Copy out all lines that carry the word "screenshot".

— start of Available data —

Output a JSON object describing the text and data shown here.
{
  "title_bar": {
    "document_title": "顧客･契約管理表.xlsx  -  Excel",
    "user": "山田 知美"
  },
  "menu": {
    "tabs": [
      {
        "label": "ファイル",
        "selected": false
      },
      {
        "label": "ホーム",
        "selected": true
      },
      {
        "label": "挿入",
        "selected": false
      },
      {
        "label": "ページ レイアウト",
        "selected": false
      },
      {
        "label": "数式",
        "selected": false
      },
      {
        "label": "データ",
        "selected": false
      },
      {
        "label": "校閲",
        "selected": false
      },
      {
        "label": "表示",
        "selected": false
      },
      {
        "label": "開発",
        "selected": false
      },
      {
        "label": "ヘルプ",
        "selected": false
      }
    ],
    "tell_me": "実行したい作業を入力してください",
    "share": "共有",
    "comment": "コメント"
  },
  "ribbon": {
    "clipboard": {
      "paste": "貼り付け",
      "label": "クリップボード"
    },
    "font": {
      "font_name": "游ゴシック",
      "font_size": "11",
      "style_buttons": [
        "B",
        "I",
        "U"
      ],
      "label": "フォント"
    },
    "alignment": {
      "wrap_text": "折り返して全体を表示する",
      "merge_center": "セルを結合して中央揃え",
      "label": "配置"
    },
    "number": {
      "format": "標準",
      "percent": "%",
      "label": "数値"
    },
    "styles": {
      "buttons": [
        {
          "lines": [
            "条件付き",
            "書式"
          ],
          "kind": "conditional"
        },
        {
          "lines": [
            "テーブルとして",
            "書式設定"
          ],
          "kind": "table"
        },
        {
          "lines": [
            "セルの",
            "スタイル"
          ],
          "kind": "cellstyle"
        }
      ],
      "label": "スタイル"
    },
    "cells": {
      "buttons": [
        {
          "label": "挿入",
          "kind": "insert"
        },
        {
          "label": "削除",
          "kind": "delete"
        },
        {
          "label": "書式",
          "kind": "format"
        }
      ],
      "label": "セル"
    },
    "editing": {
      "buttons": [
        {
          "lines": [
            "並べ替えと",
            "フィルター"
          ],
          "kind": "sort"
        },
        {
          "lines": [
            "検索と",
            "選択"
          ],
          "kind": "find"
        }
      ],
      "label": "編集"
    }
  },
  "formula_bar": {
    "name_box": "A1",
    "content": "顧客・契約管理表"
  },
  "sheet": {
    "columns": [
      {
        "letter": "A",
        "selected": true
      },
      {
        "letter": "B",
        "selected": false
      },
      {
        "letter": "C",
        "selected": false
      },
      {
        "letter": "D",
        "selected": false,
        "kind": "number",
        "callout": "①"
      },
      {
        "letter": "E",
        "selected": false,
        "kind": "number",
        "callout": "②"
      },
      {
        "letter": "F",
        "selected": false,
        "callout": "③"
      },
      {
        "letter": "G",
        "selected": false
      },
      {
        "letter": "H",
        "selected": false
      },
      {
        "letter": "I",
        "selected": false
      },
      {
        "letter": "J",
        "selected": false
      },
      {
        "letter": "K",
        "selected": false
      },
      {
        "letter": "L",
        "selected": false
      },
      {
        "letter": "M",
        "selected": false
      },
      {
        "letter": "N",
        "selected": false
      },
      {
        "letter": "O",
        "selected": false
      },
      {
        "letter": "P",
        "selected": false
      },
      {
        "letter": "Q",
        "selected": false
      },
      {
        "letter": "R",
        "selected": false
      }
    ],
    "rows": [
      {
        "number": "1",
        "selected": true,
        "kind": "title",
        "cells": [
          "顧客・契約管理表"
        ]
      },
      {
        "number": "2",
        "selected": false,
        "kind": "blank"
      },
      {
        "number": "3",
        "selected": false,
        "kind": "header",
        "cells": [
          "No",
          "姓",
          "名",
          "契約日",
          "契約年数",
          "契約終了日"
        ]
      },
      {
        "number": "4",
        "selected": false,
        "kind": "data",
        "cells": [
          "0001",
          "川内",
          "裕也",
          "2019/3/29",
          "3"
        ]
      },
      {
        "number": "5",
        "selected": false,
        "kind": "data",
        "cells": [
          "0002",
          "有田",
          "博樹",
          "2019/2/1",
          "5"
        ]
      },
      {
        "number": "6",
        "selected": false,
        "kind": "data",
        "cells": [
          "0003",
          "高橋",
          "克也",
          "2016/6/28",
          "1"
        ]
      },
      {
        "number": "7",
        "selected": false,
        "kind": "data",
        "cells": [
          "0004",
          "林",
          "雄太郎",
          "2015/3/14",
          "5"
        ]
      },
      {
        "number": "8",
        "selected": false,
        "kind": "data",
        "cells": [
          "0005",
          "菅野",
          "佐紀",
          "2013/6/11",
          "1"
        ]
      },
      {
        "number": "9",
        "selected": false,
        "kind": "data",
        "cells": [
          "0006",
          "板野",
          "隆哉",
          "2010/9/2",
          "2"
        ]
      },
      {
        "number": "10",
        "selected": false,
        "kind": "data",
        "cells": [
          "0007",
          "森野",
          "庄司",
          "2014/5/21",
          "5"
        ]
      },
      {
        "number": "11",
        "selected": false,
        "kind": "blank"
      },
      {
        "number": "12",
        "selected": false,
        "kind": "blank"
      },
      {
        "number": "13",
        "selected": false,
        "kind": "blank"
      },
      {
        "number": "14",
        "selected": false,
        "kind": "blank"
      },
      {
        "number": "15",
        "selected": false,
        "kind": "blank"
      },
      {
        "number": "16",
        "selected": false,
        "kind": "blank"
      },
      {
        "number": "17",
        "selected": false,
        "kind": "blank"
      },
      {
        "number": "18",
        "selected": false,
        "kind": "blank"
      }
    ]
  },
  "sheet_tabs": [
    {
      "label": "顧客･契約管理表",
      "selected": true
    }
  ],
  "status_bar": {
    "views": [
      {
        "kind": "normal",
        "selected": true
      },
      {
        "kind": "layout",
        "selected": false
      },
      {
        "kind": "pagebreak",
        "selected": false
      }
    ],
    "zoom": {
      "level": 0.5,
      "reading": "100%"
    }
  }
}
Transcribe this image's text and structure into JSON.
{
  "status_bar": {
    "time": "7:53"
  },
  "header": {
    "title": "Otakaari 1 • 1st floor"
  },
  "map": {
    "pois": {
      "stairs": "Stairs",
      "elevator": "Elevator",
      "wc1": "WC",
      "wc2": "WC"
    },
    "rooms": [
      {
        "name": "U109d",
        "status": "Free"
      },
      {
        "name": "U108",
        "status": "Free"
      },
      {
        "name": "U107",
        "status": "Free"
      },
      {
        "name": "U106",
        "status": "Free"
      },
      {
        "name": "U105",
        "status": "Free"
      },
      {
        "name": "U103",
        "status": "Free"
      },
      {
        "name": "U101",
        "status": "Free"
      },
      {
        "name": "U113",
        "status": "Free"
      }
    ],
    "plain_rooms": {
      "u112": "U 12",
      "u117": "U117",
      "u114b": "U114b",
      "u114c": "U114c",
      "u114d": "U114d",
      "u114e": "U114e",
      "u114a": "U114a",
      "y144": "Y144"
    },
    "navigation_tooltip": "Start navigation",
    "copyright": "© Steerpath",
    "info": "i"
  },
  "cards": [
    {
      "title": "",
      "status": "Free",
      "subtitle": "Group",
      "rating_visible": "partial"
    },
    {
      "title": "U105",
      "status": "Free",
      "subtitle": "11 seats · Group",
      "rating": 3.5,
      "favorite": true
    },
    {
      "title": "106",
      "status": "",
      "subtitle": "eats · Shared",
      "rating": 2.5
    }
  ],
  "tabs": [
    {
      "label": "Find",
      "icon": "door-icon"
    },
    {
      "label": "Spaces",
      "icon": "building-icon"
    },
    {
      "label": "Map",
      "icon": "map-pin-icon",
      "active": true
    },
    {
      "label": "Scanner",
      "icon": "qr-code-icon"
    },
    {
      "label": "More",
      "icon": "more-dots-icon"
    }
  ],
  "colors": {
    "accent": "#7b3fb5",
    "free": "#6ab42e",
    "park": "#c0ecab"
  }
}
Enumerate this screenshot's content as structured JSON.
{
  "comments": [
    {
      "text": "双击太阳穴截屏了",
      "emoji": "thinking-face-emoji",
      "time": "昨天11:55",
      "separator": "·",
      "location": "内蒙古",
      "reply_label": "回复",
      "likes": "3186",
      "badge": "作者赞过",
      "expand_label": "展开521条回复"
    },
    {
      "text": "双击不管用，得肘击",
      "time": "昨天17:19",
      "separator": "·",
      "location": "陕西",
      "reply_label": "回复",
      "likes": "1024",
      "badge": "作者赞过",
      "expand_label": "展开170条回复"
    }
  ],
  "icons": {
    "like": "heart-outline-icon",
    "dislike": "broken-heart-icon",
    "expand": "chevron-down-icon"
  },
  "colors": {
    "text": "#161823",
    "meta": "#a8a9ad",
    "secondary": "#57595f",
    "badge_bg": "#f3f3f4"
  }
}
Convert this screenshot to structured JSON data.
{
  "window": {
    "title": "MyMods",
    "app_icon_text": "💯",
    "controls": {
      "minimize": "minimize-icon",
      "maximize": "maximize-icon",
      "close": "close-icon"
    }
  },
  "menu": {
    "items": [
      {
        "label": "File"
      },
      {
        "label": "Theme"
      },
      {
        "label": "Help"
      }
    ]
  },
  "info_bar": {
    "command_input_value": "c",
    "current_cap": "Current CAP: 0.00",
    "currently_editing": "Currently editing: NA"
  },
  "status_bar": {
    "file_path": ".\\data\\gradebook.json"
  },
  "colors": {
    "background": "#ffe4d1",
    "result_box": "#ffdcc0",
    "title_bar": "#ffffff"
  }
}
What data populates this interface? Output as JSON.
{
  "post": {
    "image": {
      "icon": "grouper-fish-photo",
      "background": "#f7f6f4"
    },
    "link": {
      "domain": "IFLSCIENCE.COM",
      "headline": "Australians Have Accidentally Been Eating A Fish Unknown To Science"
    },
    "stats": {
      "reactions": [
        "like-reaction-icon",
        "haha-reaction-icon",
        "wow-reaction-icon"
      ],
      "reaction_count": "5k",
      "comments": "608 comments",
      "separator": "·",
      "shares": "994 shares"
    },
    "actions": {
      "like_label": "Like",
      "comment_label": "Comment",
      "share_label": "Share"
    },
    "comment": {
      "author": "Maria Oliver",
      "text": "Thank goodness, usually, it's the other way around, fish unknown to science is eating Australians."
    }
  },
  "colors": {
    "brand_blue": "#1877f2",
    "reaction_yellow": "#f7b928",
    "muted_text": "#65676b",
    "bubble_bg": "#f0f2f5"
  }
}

— end of Available data —

Answer below
Enumerate this screenshot's content as structured JSON.
Convert this screenshot to structured JSON data.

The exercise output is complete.